Print the entries in full, word for word, but not the pictures.
— START MATERIAL —
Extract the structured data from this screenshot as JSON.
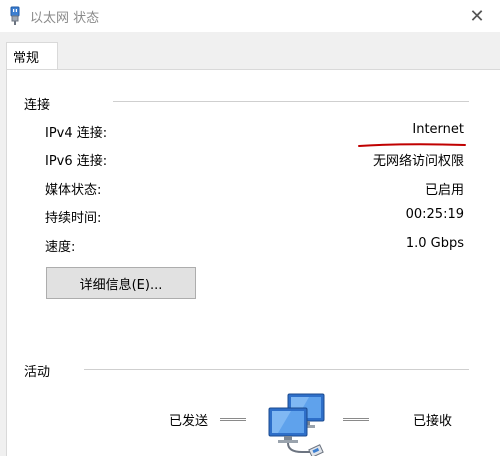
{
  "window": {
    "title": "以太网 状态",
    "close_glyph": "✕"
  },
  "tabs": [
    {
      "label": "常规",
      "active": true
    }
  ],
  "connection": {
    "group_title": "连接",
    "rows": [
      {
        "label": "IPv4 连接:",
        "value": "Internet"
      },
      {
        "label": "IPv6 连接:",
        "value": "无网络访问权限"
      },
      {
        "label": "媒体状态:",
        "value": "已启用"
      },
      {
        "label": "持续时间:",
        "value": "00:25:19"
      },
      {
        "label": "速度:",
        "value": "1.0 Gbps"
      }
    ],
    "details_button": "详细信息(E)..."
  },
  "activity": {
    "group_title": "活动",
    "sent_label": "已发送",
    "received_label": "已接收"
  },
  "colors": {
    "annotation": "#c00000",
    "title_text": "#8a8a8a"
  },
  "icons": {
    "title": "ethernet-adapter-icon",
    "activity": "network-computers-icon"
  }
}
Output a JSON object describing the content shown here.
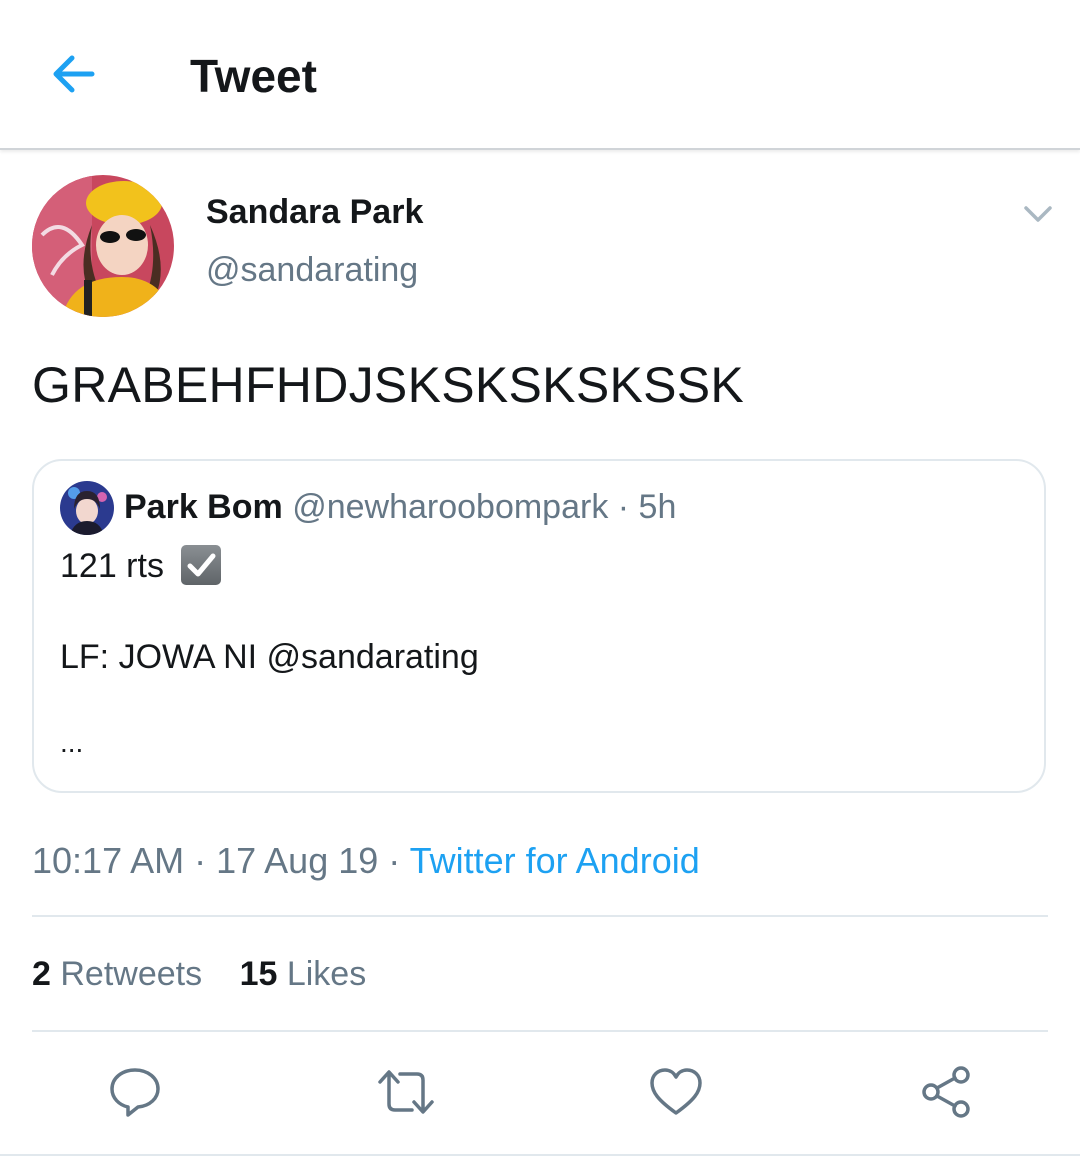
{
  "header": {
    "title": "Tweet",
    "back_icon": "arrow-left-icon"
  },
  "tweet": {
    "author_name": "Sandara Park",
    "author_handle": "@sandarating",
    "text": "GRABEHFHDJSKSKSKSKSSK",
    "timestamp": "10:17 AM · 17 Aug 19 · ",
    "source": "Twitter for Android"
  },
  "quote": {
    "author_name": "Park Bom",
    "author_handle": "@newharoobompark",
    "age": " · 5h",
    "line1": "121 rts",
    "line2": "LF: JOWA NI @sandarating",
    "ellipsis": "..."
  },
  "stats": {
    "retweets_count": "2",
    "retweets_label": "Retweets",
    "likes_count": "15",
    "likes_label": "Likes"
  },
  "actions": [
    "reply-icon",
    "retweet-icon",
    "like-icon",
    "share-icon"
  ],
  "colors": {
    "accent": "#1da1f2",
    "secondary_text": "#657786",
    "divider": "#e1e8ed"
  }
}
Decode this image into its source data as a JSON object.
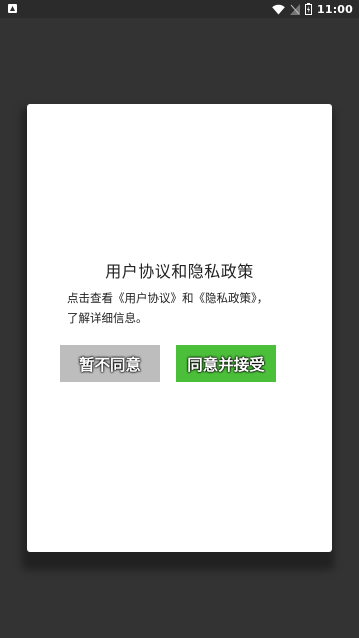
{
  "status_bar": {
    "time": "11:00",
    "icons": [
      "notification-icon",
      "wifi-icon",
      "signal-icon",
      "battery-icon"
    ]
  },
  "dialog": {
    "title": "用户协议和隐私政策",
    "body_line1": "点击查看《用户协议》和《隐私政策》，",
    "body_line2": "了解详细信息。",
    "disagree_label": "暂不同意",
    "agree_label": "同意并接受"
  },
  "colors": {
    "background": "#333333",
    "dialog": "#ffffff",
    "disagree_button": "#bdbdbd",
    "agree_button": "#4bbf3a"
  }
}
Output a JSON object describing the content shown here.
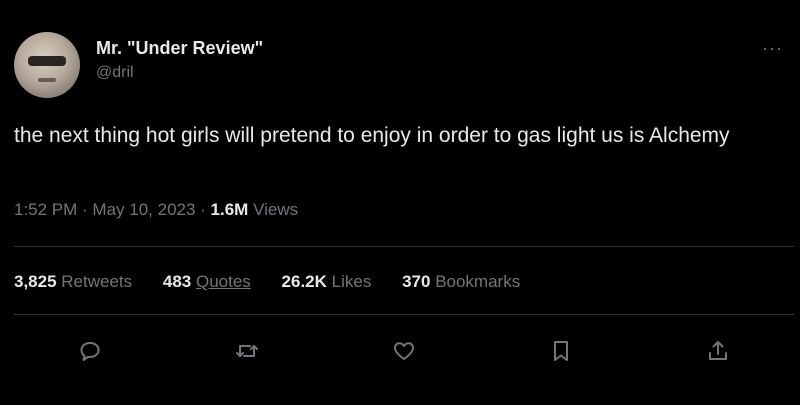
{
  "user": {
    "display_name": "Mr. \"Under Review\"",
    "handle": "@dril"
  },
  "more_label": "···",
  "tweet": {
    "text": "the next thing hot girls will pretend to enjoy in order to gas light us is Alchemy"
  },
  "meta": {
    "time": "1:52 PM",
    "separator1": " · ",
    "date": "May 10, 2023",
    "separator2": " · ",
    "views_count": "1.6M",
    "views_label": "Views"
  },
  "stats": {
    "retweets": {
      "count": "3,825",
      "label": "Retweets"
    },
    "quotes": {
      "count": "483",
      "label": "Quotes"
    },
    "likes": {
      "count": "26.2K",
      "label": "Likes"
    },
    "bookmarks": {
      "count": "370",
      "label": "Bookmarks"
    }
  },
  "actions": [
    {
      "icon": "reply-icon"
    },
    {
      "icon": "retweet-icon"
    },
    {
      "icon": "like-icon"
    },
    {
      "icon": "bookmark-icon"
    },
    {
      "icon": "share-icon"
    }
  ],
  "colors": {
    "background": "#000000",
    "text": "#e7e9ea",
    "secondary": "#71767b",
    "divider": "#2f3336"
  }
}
— END MATERIAL —
# EXERCISE OUTPUT
Extract the structured data from this screenshot as JSON.
{
  "window": {
    "title": "以太网 状态",
    "close_glyph": "✕"
  },
  "tabs": [
    {
      "label": "常规",
      "active": true
    }
  ],
  "connection": {
    "group_title": "连接",
    "rows": [
      {
        "label": "IPv4 连接:",
        "value": "Internet"
      },
      {
        "label": "IPv6 连接:",
        "value": "无网络访问权限"
      },
      {
        "label": "媒体状态:",
        "value": "已启用"
      },
      {
        "label": "持续时间:",
        "value": "00:25:19"
      },
      {
        "label": "速度:",
        "value": "1.0 Gbps"
      }
    ],
    "details_button": "详细信息(E)..."
  },
  "activity": {
    "group_title": "活动",
    "sent_label": "已发送",
    "received_label": "已接收"
  },
  "colors": {
    "annotation": "#c00000",
    "title_text": "#8a8a8a"
  },
  "icons": {
    "title": "ethernet-adapter-icon",
    "activity": "network-computers-icon"
  }
}
Output a JSON object describing the content shown here.
{
  "header": {
    "title": "Tweet",
    "back_icon": "arrow-left-icon"
  },
  "tweet": {
    "author_name": "Sandara Park",
    "author_handle": "@sandarating",
    "text": "GRABEHFHDJSKSKSKSKSSK",
    "timestamp": "10:17 AM · 17 Aug 19 · ",
    "source": "Twitter for Android"
  },
  "quote": {
    "author_name": "Park Bom",
    "author_handle": "@newharoobompark",
    "age": " · 5h",
    "line1": "121 rts",
    "line2": "LF: JOWA NI @sandarating",
    "ellipsis": "..."
  },
  "stats": {
    "retweets_count": "2",
    "retweets_label": "Retweets",
    "likes_count": "15",
    "likes_label": "Likes"
  },
  "actions": [
    "reply-icon",
    "retweet-icon",
    "like-icon",
    "share-icon"
  ],
  "colors": {
    "accent": "#1da1f2",
    "secondary_text": "#657786",
    "divider": "#e1e8ed"
  }
}
Decode this image into its source data as a JSON object.
{
  "status_bar": {
    "time": "11:00",
    "icons": [
      "notification-icon",
      "wifi-icon",
      "signal-icon",
      "battery-icon"
    ]
  },
  "dialog": {
    "title": "用户协议和隐私政策",
    "body_line1": "点击查看《用户协议》和《隐私政策》，",
    "body_line2": "了解详细信息。",
    "disagree_label": "暂不同意",
    "agree_label": "同意并接受"
  },
  "colors": {
    "background": "#333333",
    "dialog": "#ffffff",
    "disagree_button": "#bdbdbd",
    "agree_button": "#4bbf3a"
  }
}
Output a JSON object describing the content shown here.
{
  "user": {
    "display_name": "Mr. \"Under Review\"",
    "handle": "@dril"
  },
  "more_label": "···",
  "tweet": {
    "text": "the next thing hot girls will pretend to enjoy in order to gas light us is Alchemy"
  },
  "meta": {
    "time": "1:52 PM",
    "separator1": " · ",
    "date": "May 10, 2023",
    "separator2": " · ",
    "views_count": "1.6M",
    "views_label": "Views"
  },
  "stats": {
    "retweets": {
      "count": "3,825",
      "label": "Retweets"
    },
    "quotes": {
      "count": "483",
      "label": "Quotes"
    },
    "likes": {
      "count": "26.2K",
      "label": "Likes"
    },
    "bookmarks": {
      "count": "370",
      "label": "Bookmarks"
    }
  },
  "actions": [
    {
      "icon": "reply-icon"
    },
    {
      "icon": "retweet-icon"
    },
    {
      "icon": "like-icon"
    },
    {
      "icon": "bookmark-icon"
    },
    {
      "icon": "share-icon"
    }
  ],
  "colors": {
    "background": "#000000",
    "text": "#e7e9ea",
    "secondary": "#71767b",
    "divider": "#2f3336"
  }
}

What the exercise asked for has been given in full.